» **Direction 1**
Set down the stretch of the G-body big block thread from "Thanks bro. I" through "the good info.".
» **Direction 2**
In the G-body big block thread, what car does low4life86 want to put the Chevy 502 in?
» **Direction 3**
Extend the thread on fitting a big block Chevy into a G-body, picking up where it stops.

» **Extracted text**

# G-Body + Big Block Chevy



## low4life86 (Jul 6, 2005)

What's good homies? Has anyone ever put a big block in a g body? I have access to a Chevy 502.... What would I have to do to pit that sucker in my 85 cutlass? I heard its a tight fight and the exhaust manifold is a tight fit. I just need the scoop.

Thanks homies.


----------



## loced_out_killa (Feb 21, 2005)

idk if a 454 and 502 or rhe same dimesions but all u have to do is take the heater box out and get headers to fit a 454 in there ithink u might be able to get a heater core box off a elco to fit im not sure tho


----------



## low4life86 (Jul 6, 2005)

Thanks bro. I know 454s and 502s are the same. What kind of headers do u need? What's the engine mount situation like? I had no idea about the heater core, I hope I don't have to take it out. Anything else? 

Thanks for the good info.


----------



## loced_out_killa (Feb 21, 2005)

(Annotated region listings)
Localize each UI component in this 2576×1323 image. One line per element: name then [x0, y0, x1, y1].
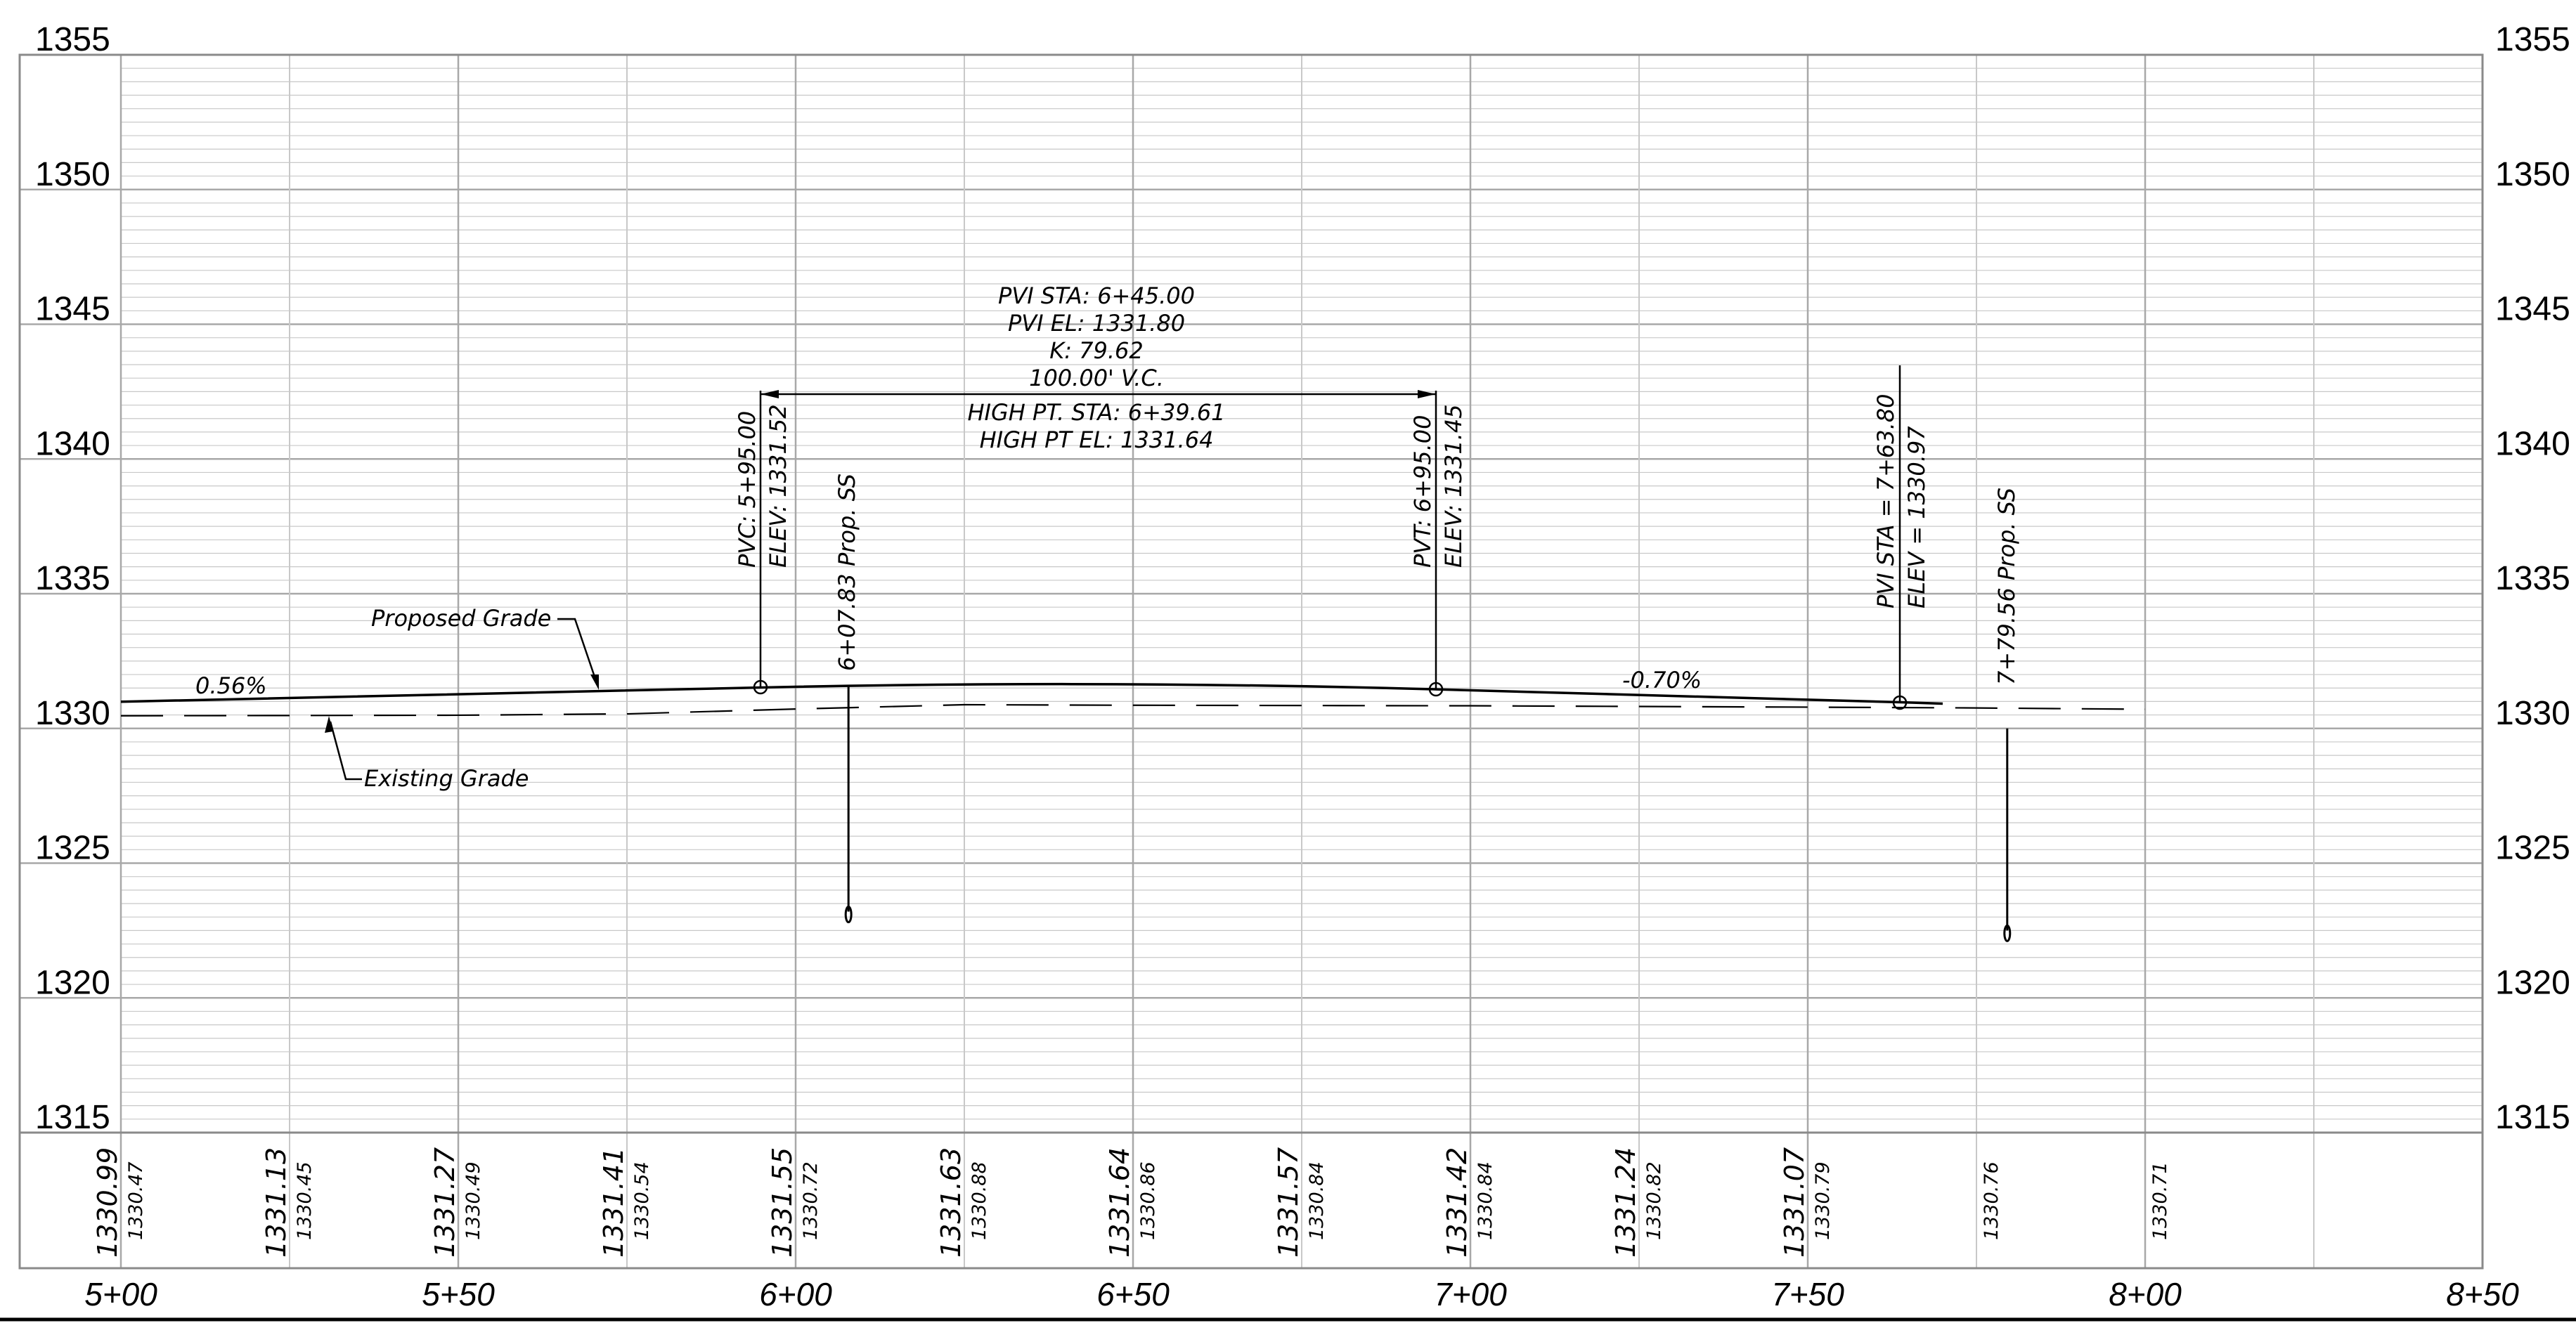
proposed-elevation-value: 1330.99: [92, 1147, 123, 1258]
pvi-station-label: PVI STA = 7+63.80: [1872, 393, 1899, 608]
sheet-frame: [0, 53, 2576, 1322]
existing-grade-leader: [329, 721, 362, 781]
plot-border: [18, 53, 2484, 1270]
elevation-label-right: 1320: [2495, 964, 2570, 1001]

» **Exercise response 1**
Thanks bro. I know 454s and 502s are the same. What kind of headers do u need? What's the engine mount situation like? I had no idea about the heater core, I hope I don't have to take it out. Anything else? 

Thanks for the good info.

» **Exercise response 2**
An 85 Cutlass.

» **Exercise response 3**
get mounts for a v8 monte carlo and for headers look at jegs there a couple companys makin them now


----------



## Guest (May 25, 2012)

http://www.maliburacing.com/ Check out the tech section here. Lots of good info. Goodluck!!!


----------



## StR8OuTofPOMONA (Aug 19, 2007)

Yes a 454 or a 502 will fit I put a 496 in my ls monte carlo all I had to do was take out the heater box put motor mounts from a 96 chevy dully and aftermarket headers for a 73 monte carlo with a big block....o ya you will need a 2" cowl hood


----------



## mysweet63 (Jun 1, 2011)

Yea, my uncle has a an 83 regal....dropped a 454 in it and there was clearance issues with the valve cover and the heater box, as mentioned by some members here have stated....he's got a grand national hood, so he's good on the top clearance....shits badass though!


----------



## littlerascle59 (Jan 25, 2002)

low4life86 said:


> What's good homies? Has anyone ever put a big block in a g body? I have access to a Chevy 502.... What would I have to do to pit that sucker in my 85 cutlass? I heard its a tight fight and the exhaust manifold is a tight fit. I just need the scoop.
> 
> Thanks homies.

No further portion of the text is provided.